What the task requires => Determine the count of lines holding "Chlorophyll" and give that count alone.
-*-*-
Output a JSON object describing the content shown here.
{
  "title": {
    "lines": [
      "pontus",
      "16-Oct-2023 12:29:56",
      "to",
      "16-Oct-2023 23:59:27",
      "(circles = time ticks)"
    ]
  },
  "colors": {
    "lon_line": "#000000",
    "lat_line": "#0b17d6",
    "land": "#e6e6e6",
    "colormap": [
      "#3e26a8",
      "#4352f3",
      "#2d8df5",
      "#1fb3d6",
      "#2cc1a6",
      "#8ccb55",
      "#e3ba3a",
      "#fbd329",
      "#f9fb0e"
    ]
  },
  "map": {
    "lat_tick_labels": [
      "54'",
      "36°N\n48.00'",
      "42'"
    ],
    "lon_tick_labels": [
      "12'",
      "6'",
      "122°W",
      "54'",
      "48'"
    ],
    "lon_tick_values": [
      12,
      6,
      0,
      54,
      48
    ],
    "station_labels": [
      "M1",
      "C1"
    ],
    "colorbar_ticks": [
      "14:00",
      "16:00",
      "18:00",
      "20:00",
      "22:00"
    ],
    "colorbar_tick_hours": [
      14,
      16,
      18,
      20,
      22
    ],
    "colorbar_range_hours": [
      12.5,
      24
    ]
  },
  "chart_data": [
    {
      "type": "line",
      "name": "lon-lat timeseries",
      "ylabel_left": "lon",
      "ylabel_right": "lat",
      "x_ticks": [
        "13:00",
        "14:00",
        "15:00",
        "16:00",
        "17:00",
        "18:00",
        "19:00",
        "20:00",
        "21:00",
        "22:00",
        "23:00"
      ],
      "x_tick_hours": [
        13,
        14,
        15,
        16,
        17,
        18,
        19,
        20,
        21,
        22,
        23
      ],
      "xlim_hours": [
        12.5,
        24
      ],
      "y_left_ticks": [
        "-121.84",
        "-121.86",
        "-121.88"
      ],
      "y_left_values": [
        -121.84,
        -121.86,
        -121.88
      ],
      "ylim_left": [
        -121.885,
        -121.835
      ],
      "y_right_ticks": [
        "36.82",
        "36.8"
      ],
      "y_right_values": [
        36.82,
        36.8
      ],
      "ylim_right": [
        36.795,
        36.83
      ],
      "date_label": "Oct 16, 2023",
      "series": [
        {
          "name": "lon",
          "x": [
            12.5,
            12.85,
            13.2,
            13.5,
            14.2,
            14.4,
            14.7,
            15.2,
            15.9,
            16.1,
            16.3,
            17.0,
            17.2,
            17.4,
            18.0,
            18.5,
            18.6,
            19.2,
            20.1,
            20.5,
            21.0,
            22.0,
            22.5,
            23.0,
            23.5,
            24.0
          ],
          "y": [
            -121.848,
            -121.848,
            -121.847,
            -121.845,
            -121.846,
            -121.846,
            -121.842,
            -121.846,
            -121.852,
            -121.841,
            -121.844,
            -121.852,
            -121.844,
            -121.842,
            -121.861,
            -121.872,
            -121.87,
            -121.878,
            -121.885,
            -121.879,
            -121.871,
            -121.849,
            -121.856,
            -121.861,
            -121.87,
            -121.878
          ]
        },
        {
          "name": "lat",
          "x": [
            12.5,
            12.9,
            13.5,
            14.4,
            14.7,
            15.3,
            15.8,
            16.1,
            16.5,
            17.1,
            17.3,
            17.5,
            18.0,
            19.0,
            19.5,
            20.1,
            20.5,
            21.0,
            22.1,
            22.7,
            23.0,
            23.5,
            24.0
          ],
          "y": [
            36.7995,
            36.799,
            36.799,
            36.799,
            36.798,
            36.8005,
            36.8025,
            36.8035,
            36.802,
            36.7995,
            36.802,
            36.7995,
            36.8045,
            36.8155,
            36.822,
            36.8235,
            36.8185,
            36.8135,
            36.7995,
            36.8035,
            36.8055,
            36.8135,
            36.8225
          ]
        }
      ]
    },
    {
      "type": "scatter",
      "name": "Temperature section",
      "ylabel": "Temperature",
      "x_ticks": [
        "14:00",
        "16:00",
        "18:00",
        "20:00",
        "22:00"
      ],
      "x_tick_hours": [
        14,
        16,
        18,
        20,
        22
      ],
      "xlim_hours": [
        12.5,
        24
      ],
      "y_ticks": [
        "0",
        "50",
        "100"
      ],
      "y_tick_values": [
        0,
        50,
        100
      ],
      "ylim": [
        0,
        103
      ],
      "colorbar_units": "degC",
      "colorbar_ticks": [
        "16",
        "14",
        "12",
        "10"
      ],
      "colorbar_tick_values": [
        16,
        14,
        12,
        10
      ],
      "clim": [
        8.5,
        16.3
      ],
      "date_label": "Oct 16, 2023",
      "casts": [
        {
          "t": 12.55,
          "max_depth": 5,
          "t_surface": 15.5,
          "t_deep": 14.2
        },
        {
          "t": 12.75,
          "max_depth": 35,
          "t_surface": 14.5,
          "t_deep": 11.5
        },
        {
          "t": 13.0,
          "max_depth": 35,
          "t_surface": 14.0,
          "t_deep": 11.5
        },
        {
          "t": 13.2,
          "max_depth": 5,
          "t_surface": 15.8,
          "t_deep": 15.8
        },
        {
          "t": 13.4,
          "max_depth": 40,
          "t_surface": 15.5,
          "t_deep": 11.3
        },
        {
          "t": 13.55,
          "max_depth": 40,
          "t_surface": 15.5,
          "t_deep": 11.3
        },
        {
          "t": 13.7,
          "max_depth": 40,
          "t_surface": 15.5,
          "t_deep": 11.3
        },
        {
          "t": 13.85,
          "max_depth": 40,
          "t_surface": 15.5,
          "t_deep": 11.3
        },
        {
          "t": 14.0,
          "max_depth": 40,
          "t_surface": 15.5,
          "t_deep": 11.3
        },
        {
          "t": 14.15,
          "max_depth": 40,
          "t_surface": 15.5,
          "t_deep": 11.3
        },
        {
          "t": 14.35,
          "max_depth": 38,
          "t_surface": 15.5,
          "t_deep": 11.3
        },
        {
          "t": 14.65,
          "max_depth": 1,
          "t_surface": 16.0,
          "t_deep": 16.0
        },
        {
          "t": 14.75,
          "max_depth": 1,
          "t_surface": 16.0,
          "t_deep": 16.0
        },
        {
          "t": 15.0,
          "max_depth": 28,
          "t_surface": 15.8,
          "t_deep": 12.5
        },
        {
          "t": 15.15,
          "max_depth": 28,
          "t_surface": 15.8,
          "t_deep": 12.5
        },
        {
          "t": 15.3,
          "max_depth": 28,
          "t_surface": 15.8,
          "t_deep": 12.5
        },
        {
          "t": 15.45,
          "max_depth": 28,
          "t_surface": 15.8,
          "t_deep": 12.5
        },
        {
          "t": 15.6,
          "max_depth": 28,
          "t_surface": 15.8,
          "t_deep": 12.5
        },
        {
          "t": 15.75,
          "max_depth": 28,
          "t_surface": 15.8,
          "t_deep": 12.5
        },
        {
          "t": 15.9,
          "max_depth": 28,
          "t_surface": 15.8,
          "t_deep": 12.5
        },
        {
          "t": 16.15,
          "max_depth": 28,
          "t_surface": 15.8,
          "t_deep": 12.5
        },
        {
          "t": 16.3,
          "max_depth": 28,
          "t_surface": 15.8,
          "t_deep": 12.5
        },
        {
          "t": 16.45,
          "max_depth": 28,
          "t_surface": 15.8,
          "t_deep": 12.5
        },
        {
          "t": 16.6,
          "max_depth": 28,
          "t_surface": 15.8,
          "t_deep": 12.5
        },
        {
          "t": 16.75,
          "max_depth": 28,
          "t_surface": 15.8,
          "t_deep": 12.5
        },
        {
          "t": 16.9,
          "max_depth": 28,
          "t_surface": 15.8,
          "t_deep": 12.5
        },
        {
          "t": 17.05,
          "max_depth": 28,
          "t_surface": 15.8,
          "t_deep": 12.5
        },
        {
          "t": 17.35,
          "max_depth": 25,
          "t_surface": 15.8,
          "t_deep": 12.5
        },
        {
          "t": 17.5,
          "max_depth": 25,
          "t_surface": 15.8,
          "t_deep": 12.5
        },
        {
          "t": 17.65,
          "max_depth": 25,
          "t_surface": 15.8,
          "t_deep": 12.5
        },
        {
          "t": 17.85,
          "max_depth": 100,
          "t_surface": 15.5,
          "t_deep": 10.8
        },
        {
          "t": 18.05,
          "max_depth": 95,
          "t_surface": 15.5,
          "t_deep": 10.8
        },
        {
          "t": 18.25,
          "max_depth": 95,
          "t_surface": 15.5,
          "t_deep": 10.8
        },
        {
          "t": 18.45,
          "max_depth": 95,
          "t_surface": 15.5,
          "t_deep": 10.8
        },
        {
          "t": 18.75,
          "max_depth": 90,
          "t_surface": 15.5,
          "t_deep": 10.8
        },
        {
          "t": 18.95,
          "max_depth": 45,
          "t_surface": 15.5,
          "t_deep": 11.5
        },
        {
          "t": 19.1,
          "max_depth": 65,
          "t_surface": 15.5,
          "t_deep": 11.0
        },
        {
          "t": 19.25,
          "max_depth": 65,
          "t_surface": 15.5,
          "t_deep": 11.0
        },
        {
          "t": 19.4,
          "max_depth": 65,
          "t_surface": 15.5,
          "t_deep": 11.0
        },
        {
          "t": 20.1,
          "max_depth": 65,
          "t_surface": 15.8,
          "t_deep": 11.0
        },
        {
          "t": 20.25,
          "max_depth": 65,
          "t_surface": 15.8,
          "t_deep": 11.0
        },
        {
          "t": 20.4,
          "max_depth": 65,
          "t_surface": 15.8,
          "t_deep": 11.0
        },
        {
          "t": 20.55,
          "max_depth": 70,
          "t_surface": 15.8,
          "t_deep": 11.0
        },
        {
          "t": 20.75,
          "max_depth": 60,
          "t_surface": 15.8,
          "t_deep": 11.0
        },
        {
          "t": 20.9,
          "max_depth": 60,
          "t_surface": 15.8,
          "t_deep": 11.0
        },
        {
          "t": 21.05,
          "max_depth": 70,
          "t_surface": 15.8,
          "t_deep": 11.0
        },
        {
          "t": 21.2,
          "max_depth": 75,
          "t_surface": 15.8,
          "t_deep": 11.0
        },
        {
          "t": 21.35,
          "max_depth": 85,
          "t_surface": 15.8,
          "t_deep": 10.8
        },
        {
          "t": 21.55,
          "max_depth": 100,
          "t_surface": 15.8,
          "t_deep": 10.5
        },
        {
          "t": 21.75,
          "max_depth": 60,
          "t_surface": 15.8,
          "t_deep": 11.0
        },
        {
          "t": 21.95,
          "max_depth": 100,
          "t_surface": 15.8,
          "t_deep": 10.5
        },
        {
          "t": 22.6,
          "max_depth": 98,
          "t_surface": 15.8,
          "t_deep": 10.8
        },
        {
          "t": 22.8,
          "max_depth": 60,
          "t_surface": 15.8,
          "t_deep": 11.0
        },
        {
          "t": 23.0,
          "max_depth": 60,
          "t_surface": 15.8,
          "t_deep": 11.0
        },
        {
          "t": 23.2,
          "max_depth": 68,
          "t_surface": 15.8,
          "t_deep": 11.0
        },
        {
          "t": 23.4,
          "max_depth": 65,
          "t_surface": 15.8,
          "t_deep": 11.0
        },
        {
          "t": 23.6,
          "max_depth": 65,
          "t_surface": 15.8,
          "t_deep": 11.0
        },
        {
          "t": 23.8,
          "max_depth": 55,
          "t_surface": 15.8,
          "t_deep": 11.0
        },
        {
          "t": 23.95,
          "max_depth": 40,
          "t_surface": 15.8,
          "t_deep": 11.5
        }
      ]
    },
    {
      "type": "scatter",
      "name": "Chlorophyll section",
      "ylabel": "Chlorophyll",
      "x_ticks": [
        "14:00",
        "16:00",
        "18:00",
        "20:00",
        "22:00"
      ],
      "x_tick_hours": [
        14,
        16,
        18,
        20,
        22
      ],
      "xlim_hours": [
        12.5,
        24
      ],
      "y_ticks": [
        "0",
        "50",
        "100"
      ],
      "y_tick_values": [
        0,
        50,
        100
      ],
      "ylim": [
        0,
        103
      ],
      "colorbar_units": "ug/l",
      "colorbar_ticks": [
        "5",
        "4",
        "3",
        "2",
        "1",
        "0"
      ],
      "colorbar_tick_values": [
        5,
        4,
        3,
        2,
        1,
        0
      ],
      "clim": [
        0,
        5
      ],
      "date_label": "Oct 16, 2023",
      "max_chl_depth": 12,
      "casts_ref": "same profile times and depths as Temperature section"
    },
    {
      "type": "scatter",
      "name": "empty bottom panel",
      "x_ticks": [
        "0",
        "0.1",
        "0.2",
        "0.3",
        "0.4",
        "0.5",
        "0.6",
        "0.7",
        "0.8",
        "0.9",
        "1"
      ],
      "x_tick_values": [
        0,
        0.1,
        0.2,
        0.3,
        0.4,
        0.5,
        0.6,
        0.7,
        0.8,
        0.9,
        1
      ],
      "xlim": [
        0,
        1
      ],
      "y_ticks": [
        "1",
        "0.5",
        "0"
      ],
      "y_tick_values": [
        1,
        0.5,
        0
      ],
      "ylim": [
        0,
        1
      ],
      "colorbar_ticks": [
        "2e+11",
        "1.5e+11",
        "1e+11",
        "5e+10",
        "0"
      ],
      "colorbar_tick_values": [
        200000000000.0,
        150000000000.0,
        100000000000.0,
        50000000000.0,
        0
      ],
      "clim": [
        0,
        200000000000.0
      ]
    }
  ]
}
-*-*-
The completed task => 2